Where the data below has the string "ancora", return the whole line.

• • • • •

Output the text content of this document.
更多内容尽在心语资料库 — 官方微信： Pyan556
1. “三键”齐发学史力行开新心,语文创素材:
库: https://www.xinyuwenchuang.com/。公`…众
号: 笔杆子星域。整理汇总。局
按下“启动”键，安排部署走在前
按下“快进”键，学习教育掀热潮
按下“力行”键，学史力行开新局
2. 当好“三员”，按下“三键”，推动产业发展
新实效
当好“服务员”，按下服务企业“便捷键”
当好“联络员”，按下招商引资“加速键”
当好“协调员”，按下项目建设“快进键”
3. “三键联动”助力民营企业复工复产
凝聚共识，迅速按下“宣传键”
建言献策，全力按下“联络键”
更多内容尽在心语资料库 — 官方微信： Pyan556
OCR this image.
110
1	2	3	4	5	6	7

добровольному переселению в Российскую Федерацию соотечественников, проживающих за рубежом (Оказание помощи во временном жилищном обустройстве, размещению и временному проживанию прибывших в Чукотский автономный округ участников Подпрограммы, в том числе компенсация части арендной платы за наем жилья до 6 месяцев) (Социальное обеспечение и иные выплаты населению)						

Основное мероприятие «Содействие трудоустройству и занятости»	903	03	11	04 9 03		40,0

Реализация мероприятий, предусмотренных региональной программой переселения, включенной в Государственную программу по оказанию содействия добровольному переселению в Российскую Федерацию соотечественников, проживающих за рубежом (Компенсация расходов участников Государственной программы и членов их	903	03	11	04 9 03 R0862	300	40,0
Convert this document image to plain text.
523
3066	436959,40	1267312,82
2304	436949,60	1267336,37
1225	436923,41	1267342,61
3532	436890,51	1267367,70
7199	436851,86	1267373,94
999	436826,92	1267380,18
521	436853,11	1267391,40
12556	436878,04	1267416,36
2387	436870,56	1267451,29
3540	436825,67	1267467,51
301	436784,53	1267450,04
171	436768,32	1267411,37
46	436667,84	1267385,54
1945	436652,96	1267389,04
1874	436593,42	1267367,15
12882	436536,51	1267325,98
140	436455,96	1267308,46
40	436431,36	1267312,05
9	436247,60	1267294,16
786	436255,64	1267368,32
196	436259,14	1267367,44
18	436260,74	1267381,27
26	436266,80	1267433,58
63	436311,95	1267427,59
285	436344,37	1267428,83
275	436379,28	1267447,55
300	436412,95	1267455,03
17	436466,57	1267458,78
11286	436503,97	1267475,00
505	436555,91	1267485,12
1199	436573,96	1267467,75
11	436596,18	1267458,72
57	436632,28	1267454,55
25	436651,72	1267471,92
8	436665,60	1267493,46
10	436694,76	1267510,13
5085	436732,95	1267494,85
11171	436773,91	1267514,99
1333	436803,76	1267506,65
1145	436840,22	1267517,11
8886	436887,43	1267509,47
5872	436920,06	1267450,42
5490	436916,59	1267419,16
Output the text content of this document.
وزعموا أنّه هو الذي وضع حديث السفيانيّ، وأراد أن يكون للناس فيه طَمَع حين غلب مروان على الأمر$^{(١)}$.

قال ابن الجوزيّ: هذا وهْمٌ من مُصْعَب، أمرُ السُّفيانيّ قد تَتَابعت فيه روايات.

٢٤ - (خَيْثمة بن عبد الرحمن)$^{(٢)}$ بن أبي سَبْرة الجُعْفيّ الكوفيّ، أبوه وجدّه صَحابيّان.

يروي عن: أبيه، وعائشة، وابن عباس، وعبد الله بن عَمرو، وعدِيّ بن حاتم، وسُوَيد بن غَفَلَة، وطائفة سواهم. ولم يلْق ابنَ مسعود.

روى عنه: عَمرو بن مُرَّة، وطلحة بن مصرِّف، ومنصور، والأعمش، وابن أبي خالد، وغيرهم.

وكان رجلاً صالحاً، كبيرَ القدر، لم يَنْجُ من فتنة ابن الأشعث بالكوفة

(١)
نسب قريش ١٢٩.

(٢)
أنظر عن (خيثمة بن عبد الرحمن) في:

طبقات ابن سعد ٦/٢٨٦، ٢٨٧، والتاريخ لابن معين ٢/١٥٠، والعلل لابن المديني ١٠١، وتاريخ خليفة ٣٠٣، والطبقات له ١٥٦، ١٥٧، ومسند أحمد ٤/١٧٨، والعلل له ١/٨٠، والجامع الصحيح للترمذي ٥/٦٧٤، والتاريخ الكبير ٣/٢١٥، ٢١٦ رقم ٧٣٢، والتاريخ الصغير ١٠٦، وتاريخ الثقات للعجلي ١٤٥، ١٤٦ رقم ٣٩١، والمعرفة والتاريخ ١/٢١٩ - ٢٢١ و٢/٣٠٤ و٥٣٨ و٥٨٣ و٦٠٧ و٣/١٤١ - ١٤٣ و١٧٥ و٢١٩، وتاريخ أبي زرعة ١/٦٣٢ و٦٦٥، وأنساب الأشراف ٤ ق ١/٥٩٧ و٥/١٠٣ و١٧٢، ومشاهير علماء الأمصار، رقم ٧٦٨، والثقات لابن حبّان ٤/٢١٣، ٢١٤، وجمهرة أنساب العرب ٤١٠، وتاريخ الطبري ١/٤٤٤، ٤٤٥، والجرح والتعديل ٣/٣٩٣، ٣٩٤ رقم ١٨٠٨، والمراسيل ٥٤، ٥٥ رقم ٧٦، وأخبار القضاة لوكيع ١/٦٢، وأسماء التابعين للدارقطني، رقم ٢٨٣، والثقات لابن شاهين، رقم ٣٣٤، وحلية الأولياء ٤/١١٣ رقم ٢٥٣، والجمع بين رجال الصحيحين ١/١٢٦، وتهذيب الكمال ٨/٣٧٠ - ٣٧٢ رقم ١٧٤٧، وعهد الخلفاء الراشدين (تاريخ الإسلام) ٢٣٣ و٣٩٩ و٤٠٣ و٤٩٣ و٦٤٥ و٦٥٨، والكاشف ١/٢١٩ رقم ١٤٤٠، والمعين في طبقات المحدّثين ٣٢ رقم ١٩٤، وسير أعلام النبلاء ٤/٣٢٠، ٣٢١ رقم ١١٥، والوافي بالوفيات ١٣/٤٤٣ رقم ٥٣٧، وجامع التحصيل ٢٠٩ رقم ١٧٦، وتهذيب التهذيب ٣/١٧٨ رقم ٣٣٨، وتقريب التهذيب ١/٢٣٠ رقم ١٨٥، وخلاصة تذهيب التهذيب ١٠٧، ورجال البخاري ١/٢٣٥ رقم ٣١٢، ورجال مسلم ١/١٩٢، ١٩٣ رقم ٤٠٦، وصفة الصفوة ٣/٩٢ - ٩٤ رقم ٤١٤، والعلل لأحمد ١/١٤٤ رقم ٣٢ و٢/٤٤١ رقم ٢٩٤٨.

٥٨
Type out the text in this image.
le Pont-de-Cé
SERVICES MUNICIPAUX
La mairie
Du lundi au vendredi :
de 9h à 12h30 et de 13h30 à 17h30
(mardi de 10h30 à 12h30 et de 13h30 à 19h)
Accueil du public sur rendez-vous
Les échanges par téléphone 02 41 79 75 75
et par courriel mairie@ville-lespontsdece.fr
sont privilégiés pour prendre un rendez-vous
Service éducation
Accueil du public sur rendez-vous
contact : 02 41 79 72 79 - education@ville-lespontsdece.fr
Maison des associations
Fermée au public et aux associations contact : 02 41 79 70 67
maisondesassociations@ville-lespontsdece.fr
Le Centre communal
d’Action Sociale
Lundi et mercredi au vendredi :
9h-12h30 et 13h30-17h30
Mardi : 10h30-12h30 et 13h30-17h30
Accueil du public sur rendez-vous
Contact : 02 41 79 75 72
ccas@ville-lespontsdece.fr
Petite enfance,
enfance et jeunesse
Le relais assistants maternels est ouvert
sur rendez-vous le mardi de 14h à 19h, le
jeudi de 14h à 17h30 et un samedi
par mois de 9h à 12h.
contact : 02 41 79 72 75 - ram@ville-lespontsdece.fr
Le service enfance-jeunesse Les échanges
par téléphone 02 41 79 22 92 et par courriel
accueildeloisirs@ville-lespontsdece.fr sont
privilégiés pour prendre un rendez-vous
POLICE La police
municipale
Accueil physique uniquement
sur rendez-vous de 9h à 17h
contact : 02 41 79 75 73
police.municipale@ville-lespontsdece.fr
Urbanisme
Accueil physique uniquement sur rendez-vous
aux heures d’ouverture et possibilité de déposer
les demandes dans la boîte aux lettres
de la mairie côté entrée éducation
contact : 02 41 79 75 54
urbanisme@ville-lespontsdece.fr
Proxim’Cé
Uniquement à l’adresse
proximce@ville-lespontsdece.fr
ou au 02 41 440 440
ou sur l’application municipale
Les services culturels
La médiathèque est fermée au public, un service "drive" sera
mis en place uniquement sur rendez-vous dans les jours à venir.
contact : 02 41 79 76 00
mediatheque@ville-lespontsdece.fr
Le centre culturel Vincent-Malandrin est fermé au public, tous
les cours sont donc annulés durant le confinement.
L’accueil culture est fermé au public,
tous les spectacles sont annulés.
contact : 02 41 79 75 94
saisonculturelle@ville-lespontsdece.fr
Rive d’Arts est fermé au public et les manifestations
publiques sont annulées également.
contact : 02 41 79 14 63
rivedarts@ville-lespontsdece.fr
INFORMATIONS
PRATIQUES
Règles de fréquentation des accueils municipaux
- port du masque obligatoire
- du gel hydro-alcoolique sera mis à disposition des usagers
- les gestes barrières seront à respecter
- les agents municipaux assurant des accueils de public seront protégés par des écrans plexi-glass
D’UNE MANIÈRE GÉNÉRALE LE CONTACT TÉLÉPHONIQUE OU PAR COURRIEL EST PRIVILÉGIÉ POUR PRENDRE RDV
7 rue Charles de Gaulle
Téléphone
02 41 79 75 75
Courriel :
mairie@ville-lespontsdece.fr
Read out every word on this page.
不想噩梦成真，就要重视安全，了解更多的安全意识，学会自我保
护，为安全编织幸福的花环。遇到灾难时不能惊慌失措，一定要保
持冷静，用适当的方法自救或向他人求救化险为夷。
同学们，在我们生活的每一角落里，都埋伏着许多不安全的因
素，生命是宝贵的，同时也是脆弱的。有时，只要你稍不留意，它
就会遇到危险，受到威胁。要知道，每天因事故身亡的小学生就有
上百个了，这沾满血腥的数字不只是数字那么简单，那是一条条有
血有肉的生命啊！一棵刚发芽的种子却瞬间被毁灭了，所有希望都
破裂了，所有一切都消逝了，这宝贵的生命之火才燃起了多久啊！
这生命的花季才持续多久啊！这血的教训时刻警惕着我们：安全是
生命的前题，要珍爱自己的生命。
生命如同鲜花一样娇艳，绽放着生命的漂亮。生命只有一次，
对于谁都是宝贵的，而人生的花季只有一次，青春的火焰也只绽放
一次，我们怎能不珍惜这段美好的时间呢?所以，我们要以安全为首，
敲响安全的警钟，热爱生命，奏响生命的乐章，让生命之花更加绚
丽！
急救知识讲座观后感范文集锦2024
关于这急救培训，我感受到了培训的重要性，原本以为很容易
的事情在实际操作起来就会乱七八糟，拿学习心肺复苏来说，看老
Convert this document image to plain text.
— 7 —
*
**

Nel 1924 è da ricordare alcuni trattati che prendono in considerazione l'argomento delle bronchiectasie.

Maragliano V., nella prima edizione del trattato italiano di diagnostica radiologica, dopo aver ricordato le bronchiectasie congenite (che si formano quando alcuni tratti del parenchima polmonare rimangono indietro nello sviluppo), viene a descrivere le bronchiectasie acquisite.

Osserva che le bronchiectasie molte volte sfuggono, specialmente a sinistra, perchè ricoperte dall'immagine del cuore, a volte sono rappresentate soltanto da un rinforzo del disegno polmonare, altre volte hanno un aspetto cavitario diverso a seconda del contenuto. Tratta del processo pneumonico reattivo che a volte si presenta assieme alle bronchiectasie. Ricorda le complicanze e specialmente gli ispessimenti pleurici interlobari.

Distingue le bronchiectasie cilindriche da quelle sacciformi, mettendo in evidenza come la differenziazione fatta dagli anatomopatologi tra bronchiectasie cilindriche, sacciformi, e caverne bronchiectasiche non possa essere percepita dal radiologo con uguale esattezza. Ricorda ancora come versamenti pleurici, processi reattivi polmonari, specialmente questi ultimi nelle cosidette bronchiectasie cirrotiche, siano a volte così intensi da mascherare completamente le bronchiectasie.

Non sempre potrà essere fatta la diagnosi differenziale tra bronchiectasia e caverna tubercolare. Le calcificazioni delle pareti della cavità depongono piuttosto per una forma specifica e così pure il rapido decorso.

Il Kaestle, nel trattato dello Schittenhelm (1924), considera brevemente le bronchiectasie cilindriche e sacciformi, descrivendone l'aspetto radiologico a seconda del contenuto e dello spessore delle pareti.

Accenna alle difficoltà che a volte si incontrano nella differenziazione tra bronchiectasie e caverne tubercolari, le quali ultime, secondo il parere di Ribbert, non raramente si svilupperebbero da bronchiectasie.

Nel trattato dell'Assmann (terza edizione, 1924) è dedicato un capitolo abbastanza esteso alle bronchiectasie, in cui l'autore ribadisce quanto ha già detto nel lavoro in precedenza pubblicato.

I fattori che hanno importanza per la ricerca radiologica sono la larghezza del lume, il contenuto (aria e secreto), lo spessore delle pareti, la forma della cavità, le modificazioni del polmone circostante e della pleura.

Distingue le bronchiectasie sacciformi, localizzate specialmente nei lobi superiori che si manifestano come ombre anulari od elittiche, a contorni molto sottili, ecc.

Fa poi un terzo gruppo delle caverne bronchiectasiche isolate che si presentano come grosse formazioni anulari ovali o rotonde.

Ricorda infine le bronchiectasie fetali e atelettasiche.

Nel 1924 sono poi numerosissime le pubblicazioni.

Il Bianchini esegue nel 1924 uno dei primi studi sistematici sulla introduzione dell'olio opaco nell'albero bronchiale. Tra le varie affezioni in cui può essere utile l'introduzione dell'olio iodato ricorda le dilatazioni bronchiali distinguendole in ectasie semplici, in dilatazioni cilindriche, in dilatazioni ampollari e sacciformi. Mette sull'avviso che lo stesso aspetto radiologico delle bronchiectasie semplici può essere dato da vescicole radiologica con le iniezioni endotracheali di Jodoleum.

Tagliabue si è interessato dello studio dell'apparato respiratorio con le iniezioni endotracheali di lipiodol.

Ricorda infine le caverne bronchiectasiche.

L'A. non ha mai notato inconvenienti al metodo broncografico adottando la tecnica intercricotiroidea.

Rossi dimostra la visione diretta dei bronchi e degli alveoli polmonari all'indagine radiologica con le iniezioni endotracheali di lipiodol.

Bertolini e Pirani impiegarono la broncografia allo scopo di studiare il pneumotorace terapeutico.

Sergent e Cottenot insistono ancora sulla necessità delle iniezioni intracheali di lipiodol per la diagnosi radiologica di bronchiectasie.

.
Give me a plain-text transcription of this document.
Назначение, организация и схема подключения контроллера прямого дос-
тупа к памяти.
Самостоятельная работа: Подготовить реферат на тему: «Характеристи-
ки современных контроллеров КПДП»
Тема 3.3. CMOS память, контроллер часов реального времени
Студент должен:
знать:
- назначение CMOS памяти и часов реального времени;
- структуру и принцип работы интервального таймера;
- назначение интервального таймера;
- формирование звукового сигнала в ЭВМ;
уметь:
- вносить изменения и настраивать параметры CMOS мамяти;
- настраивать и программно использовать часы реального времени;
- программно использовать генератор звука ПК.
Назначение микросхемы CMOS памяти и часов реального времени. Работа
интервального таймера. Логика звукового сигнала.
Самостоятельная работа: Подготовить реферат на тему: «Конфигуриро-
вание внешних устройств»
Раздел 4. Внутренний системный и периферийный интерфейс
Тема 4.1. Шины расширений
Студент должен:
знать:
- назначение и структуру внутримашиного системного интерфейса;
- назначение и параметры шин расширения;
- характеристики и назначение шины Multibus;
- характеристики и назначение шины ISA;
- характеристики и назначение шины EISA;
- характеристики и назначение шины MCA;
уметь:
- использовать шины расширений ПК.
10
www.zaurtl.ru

• • • • •

> SOLUTION FOR THIS PROBLEM
Distingue le bronchiectasie cilindriche da quelle sacciformi, mettendo in evidenza come la differenziazione fatta dagli anatomopatologi tra bronchiectasie cilindriche, sacciformi, e caverne bronchiectasiche non possa essere percepita dal radiologo con uguale esattezza. Ricorda ancora come versamenti pleurici, processi reattivi polmonari, specialmente questi ultimi nelle cosidette bronchiectasie cirrotiche, siano a volte così intensi da mascherare completamente le bronchiectasie.
Sergent e Cottenot insistono ancora sulla necessità delle iniezioni intracheali di lipiodol per la diagnosi radiologica di bronchiectasie.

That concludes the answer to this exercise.